#### Stored data ####

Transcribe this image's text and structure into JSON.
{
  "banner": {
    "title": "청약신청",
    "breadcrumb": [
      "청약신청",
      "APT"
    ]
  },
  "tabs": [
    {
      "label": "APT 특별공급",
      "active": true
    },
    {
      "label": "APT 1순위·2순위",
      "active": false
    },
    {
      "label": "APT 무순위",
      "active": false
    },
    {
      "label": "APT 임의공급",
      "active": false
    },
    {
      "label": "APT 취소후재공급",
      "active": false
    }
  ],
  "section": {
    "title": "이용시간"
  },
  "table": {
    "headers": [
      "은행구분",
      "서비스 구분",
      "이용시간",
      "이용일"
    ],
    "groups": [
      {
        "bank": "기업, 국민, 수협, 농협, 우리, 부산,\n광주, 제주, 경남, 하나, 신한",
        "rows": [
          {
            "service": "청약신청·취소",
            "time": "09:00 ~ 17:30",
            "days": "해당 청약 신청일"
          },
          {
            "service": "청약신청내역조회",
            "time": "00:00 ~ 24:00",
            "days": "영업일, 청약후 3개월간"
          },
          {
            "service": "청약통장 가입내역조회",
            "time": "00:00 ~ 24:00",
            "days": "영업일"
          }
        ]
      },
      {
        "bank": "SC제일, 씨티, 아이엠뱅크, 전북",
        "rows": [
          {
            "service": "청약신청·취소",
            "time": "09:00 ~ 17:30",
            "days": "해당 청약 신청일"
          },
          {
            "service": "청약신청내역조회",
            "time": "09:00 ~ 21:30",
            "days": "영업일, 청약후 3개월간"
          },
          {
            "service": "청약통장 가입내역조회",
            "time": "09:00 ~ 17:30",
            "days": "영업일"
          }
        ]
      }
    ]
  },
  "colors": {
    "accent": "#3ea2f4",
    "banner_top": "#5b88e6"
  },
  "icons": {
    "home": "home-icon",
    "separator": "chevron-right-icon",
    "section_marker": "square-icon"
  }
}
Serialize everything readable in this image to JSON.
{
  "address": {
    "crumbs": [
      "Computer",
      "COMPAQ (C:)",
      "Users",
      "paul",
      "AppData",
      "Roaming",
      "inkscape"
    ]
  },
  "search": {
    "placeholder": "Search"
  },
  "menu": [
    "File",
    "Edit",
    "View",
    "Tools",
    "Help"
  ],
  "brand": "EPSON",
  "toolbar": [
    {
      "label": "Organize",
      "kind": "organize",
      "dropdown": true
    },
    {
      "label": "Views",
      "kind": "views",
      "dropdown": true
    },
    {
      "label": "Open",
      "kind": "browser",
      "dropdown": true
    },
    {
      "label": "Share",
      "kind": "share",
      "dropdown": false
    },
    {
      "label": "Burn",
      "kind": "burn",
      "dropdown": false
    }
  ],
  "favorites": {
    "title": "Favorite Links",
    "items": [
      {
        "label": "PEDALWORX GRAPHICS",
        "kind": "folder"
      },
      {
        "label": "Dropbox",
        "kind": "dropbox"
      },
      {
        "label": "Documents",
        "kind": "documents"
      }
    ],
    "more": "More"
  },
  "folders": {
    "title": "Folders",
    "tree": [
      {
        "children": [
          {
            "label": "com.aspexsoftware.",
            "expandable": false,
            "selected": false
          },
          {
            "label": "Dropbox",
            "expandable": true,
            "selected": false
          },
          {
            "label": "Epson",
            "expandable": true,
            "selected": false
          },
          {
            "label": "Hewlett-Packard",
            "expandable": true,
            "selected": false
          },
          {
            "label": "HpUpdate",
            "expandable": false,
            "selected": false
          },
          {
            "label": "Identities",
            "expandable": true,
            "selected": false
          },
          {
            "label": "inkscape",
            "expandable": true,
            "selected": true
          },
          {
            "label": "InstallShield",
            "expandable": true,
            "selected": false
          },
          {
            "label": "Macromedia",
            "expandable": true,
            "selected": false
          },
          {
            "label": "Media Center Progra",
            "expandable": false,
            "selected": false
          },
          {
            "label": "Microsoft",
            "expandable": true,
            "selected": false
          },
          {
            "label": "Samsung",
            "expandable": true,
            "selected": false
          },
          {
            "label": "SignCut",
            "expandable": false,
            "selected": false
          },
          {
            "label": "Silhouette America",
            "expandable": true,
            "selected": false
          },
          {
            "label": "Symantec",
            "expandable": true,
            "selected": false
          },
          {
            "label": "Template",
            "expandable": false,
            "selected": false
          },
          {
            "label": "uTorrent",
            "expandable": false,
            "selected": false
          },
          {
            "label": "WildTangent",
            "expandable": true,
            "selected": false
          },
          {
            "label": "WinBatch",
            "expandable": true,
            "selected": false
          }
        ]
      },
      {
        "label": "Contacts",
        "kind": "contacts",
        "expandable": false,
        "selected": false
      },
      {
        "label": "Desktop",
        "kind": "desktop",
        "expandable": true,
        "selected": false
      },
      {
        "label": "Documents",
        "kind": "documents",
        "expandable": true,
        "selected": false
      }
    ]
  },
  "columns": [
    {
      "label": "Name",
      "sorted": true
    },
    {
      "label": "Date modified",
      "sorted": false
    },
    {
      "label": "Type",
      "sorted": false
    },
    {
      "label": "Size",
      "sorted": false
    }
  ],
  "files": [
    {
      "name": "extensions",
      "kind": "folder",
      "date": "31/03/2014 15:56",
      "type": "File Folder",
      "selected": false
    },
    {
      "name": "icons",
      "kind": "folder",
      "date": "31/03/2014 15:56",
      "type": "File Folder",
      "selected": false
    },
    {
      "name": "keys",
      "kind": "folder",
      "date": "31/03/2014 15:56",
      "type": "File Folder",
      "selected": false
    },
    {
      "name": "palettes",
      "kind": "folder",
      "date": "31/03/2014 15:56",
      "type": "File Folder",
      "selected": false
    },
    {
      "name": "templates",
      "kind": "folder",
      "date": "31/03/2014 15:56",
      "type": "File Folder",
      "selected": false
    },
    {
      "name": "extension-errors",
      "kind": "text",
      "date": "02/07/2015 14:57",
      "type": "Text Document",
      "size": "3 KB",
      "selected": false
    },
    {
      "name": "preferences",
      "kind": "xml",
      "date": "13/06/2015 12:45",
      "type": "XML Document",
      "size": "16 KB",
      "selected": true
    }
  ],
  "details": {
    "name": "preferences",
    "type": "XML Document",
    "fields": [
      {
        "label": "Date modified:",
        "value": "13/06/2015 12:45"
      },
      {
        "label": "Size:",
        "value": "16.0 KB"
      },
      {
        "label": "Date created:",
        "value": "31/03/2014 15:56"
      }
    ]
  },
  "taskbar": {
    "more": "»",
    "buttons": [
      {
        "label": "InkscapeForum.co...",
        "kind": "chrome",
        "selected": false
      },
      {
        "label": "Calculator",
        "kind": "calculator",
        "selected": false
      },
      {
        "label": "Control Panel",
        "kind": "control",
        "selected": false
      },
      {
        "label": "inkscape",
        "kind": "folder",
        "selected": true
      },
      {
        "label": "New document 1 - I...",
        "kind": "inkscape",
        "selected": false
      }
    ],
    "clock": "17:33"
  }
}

####

**Given request**. Of the lines in the data, how many contain the word "bank"? Provide the number and nothing further.

**Completed task**. 2